Work instructions: Retype each line of the material exactly, please, skipping any picture in it.

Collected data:

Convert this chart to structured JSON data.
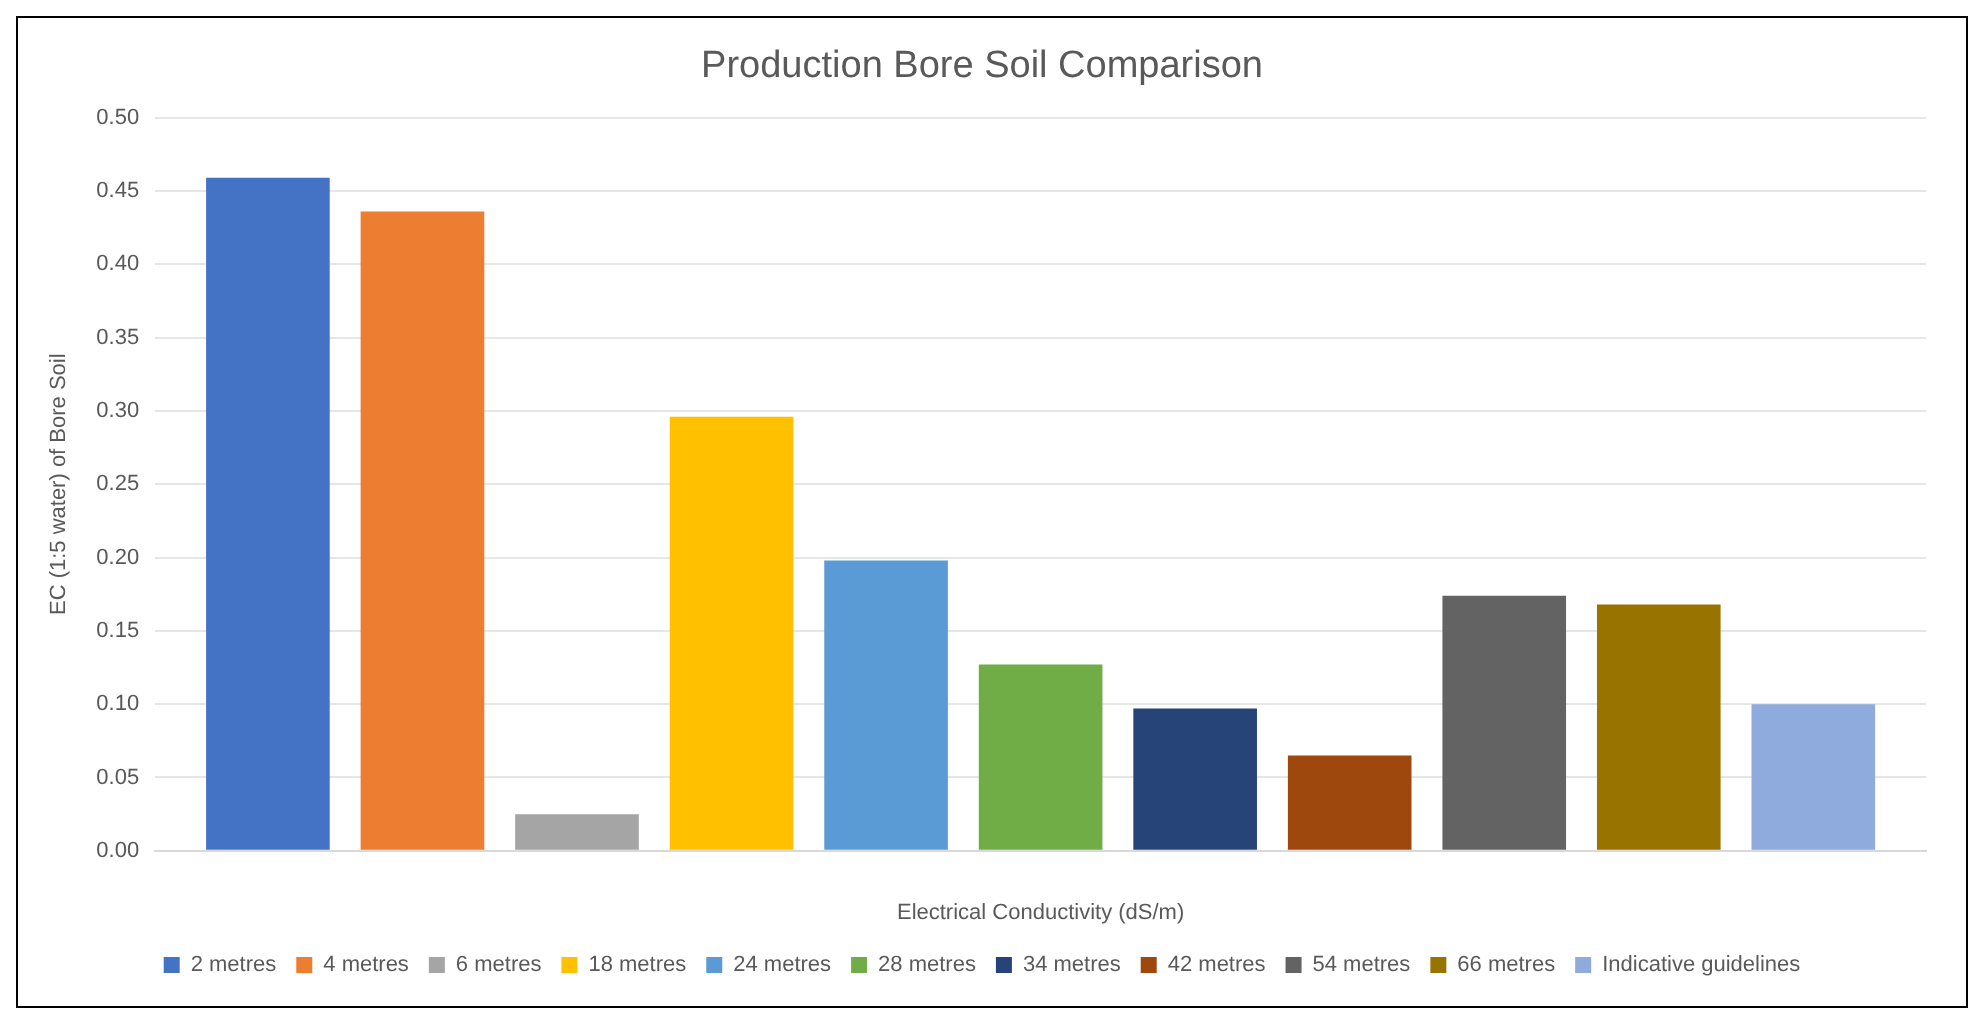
{
  "chart_data": {
    "type": "bar",
    "title": "Production Bore Soil Comparison",
    "xlabel": "Electrical Conductivity (dS/m)",
    "ylabel": "EC (1:5 water) of Bore Soil",
    "categories": [
      null
    ],
    "series": [
      {
        "name": "2 metres",
        "color": "#4472c4",
        "values": [
          0.459
        ]
      },
      {
        "name": "4 metres",
        "color": "#ed7d31",
        "values": [
          0.436
        ]
      },
      {
        "name": "6 metres",
        "color": "#a5a5a5",
        "values": [
          0.025
        ]
      },
      {
        "name": "18 metres",
        "color": "#ffc000",
        "values": [
          0.296
        ]
      },
      {
        "name": "24 metres",
        "color": "#5b9bd5",
        "values": [
          0.198
        ]
      },
      {
        "name": "28 metres",
        "color": "#70ad47",
        "values": [
          0.127
        ]
      },
      {
        "name": "34 metres",
        "color": "#264478",
        "values": [
          0.097
        ]
      },
      {
        "name": "42 metres",
        "color": "#9e480e",
        "values": [
          0.065
        ]
      },
      {
        "name": "54 metres",
        "color": "#636363",
        "values": [
          0.174
        ]
      },
      {
        "name": "66 metres",
        "color": "#997300",
        "values": [
          0.168
        ]
      },
      {
        "name": "Indicative guidelines",
        "color": "#8faadc",
        "values": [
          0.1
        ]
      }
    ],
    "ylim": [
      0,
      0.5
    ],
    "yticks": [
      {
        "value": 0,
        "label": "0.00"
      },
      {
        "value": 0.05,
        "label": "0.05"
      },
      {
        "value": 0.1,
        "label": "0.10"
      },
      {
        "value": 0.15,
        "label": "0.15"
      },
      {
        "value": 0.2,
        "label": "0.20"
      },
      {
        "value": 0.25,
        "label": "0.25"
      },
      {
        "value": 0.3,
        "label": "0.30"
      },
      {
        "value": 0.35,
        "label": "0.35"
      },
      {
        "value": 0.4,
        "label": "0.40"
      },
      {
        "value": 0.45,
        "label": "0.45"
      },
      {
        "value": 0.5,
        "label": "0.50"
      }
    ],
    "grid": "y",
    "legend": "bottom"
  }
}
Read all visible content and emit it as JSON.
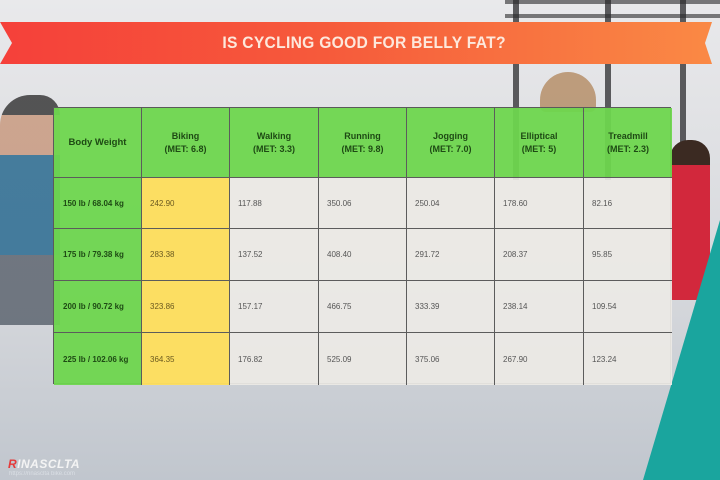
{
  "banner": {
    "title": "IS CYCLING GOOD FOR BELLY FAT?"
  },
  "table": {
    "headers": [
      {
        "name": "Body Weight",
        "met": ""
      },
      {
        "name": "Biking",
        "met": "(MET: 6.8)"
      },
      {
        "name": "Walking",
        "met": "(MET: 3.3)"
      },
      {
        "name": "Running",
        "met": "(MET: 9.8)"
      },
      {
        "name": "Jogging",
        "met": "(MET: 7.0)"
      },
      {
        "name": "Elliptical",
        "met": "(MET: 5)"
      },
      {
        "name": "Treadmill",
        "met": "(MET: 2.3)"
      }
    ],
    "rows": [
      {
        "weight": "150 lb / 68.04 kg",
        "values": [
          "242.90",
          "117.88",
          "350.06",
          "250.04",
          "178.60",
          "82.16"
        ]
      },
      {
        "weight": "175 lb / 79.38 kg",
        "values": [
          "283.38",
          "137.52",
          "408.40",
          "291.72",
          "208.37",
          "95.85"
        ]
      },
      {
        "weight": "200 lb / 90.72 kg",
        "values": [
          "323.86",
          "157.17",
          "466.75",
          "333.39",
          "238.14",
          "109.54"
        ]
      },
      {
        "weight": "225 lb / 102.06 kg",
        "values": [
          "364.35",
          "176.82",
          "525.09",
          "375.06",
          "267.90",
          "123.24"
        ]
      }
    ]
  },
  "brand": {
    "logo_first": "R",
    "logo_rest": "INASCLTA",
    "url": "https://rinasclta bike.com"
  },
  "colors": {
    "banner_start": "#f5403a",
    "banner_end": "#fa8a45",
    "header_green": "#6ed64e",
    "biking_yellow": "#fdde5e",
    "cell_grey": "#ece9e5",
    "teal_accent": "#1aa59e"
  }
}
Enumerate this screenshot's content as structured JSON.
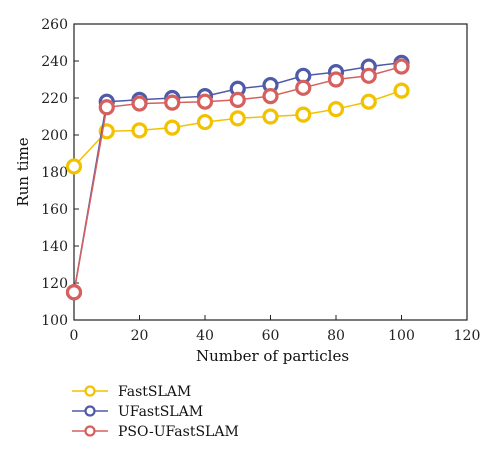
{
  "chart_data": {
    "type": "line",
    "x": [
      0,
      10,
      20,
      30,
      40,
      50,
      60,
      70,
      80,
      90,
      100
    ],
    "xlabel": "Number of particles",
    "ylabel": "Run time",
    "xlim": [
      0,
      120
    ],
    "ylim": [
      100,
      260
    ],
    "xticks": [
      "0",
      "20",
      "40",
      "60",
      "80",
      "100",
      "120"
    ],
    "yticks": [
      "100",
      "120",
      "140",
      "160",
      "180",
      "200",
      "220",
      "240",
      "260"
    ],
    "grid": false,
    "legend_position": "bottom-left",
    "series": [
      {
        "name": "FastSLAM",
        "color": "#f2c200",
        "values": [
          183,
          202,
          202.5,
          204,
          207,
          209,
          210,
          211,
          214,
          218,
          224
        ]
      },
      {
        "name": "UFastSLAM",
        "color": "#4f5aa8",
        "values": [
          115,
          218,
          219,
          220,
          221,
          225,
          227,
          232,
          234,
          237,
          239
        ]
      },
      {
        "name": "PSO-UFastSLAM",
        "color": "#d6605e",
        "values": [
          115,
          215,
          217,
          217.5,
          218,
          219,
          221,
          225.5,
          230,
          232,
          237
        ]
      }
    ]
  }
}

Expected answer:
Convert this chart to structured JSON data.
{
  "chart_data": {
    "type": "bar",
    "title": "Production Bore Soil Comparison",
    "xlabel": "Electrical Conductivity (dS/m)",
    "ylabel": "EC (1:5 water) of Bore Soil",
    "categories": [
      null
    ],
    "series": [
      {
        "name": "2 metres",
        "color": "#4472c4",
        "values": [
          0.459
        ]
      },
      {
        "name": "4 metres",
        "color": "#ed7d31",
        "values": [
          0.436
        ]
      },
      {
        "name": "6 metres",
        "color": "#a5a5a5",
        "values": [
          0.025
        ]
      },
      {
        "name": "18 metres",
        "color": "#ffc000",
        "values": [
          0.296
        ]
      },
      {
        "name": "24 metres",
        "color": "#5b9bd5",
        "values": [
          0.198
        ]
      },
      {
        "name": "28 metres",
        "color": "#70ad47",
        "values": [
          0.127
        ]
      },
      {
        "name": "34 metres",
        "color": "#264478",
        "values": [
          0.097
        ]
      },
      {
        "name": "42 metres",
        "color": "#9e480e",
        "values": [
          0.065
        ]
      },
      {
        "name": "54 metres",
        "color": "#636363",
        "values": [
          0.174
        ]
      },
      {
        "name": "66 metres",
        "color": "#997300",
        "values": [
          0.168
        ]
      },
      {
        "name": "Indicative guidelines",
        "color": "#8faadc",
        "values": [
          0.1
        ]
      }
    ],
    "ylim": [
      0,
      0.5
    ],
    "yticks": [
      {
        "value": 0,
        "label": "0.00"
      },
      {
        "value": 0.05,
        "label": "0.05"
      },
      {
        "value": 0.1,
        "label": "0.10"
      },
      {
        "value": 0.15,
        "label": "0.15"
      },
      {
        "value": 0.2,
        "label": "0.20"
      },
      {
        "value": 0.25,
        "label": "0.25"
      },
      {
        "value": 0.3,
        "label": "0.30"
      },
      {
        "value": 0.35,
        "label": "0.35"
      },
      {
        "value": 0.4,
        "label": "0.40"
      },
      {
        "value": 0.45,
        "label": "0.45"
      },
      {
        "value": 0.5,
        "label": "0.50"
      }
    ],
    "grid": "y",
    "legend": "bottom"
  }
}
Read all visible content and emit it as JSON.
{
  "banner": {
    "title": "IS CYCLING GOOD FOR BELLY FAT?"
  },
  "table": {
    "headers": [
      {
        "name": "Body Weight",
        "met": ""
      },
      {
        "name": "Biking",
        "met": "(MET: 6.8)"
      },
      {
        "name": "Walking",
        "met": "(MET: 3.3)"
      },
      {
        "name": "Running",
        "met": "(MET: 9.8)"
      },
      {
        "name": "Jogging",
        "met": "(MET: 7.0)"
      },
      {
        "name": "Elliptical",
        "met": "(MET: 5)"
      },
      {
        "name": "Treadmill",
        "met": "(MET: 2.3)"
      }
    ],
    "rows": [
      {
        "weight": "150 lb / 68.04 kg",
        "values": [
          "242.90",
          "117.88",
          "350.06",
          "250.04",
          "178.60",
          "82.16"
        ]
      },
      {
        "weight": "175 lb / 79.38 kg",
        "values": [
          "283.38",
          "137.52",
          "408.40",
          "291.72",
          "208.37",
          "95.85"
        ]
      },
      {
        "weight": "200 lb / 90.72 kg",
        "values": [
          "323.86",
          "157.17",
          "466.75",
          "333.39",
          "238.14",
          "109.54"
        ]
      },
      {
        "weight": "225 lb / 102.06 kg",
        "values": [
          "364.35",
          "176.82",
          "525.09",
          "375.06",
          "267.90",
          "123.24"
        ]
      }
    ]
  },
  "brand": {
    "logo_first": "R",
    "logo_rest": "INASCLTA",
    "url": "https://rinasclta bike.com"
  },
  "colors": {
    "banner_start": "#f5403a",
    "banner_end": "#fa8a45",
    "header_green": "#6ed64e",
    "biking_yellow": "#fdde5e",
    "cell_grey": "#ece9e5",
    "teal_accent": "#1aa59e"
  }
}
Enumerate this screenshot's content as structured JSON.
{
  "chart_data": {
    "type": "line",
    "x": [
      0,
      10,
      20,
      30,
      40,
      50,
      60,
      70,
      80,
      90,
      100
    ],
    "xlabel": "Number of particles",
    "ylabel": "Run time",
    "xlim": [
      0,
      120
    ],
    "ylim": [
      100,
      260
    ],
    "xticks": [
      "0",
      "20",
      "40",
      "60",
      "80",
      "100",
      "120"
    ],
    "yticks": [
      "100",
      "120",
      "140",
      "160",
      "180",
      "200",
      "220",
      "240",
      "260"
    ],
    "grid": false,
    "legend_position": "bottom-left",
    "series": [
      {
        "name": "FastSLAM",
        "color": "#f2c200",
        "values": [
          183,
          202,
          202.5,
          204,
          207,
          209,
          210,
          211,
          214,
          218,
          224
        ]
      },
      {
        "name": "UFastSLAM",
        "color": "#4f5aa8",
        "values": [
          115,
          218,
          219,
          220,
          221,
          225,
          227,
          232,
          234,
          237,
          239
        ]
      },
      {
        "name": "PSO-UFastSLAM",
        "color": "#d6605e",
        "values": [
          115,
          215,
          217,
          217.5,
          218,
          219,
          221,
          225.5,
          230,
          232,
          237
        ]
      }
    ]
  }
}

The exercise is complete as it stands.